What you are asked to do:
Copy every line of the data that includes the string "icon".

Material:
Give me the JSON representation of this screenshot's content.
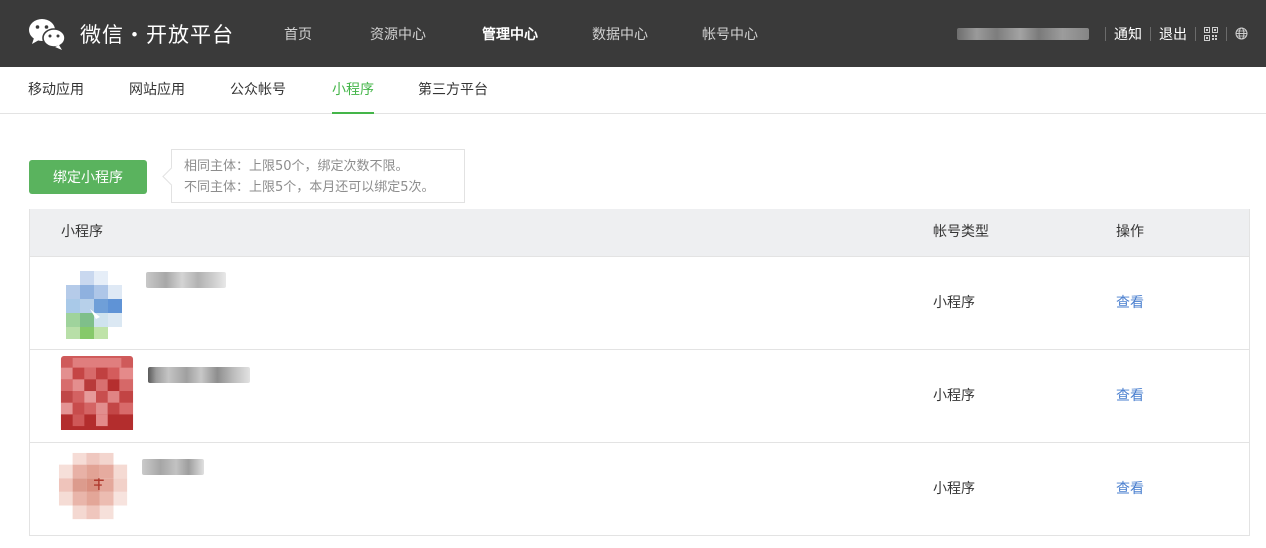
{
  "brand": {
    "name": "微信・开放平台"
  },
  "nav": {
    "items": [
      {
        "label": "首页",
        "active": false
      },
      {
        "label": "资源中心",
        "active": false
      },
      {
        "label": "管理中心",
        "active": true
      },
      {
        "label": "数据中心",
        "active": false
      },
      {
        "label": "帐号中心",
        "active": false
      }
    ]
  },
  "user_bar": {
    "notify_label": "通知",
    "logout_label": "退出",
    "qr_icon": "qr-code-icon",
    "globe_icon": "globe-icon"
  },
  "subnav": {
    "tabs": [
      {
        "label": "移动应用",
        "active": false
      },
      {
        "label": "网站应用",
        "active": false
      },
      {
        "label": "公众帐号",
        "active": false
      },
      {
        "label": "小程序",
        "active": true
      },
      {
        "label": "第三方平台",
        "active": false
      }
    ]
  },
  "bind": {
    "button_label": "绑定小程序",
    "tip_line1": "相同主体：上限50个，绑定次数不限。",
    "tip_line2": "不同主体：上限5个，本月还可以绑定5次。"
  },
  "table": {
    "columns": {
      "name": "小程序",
      "type": "帐号类型",
      "action": "操作"
    },
    "rows": [
      {
        "type": "小程序",
        "action": "查看"
      },
      {
        "type": "小程序",
        "action": "查看"
      },
      {
        "type": "小程序",
        "action": "查看"
      }
    ]
  },
  "colors": {
    "topbar_bg": "#3a3a3a",
    "accent_green": "#44b549",
    "button_green": "#5ab35e",
    "link_blue": "#4a7fcf"
  }
}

Correct response:
    "qr_icon": "qr-code-icon",
    "globe_icon": "globe-icon"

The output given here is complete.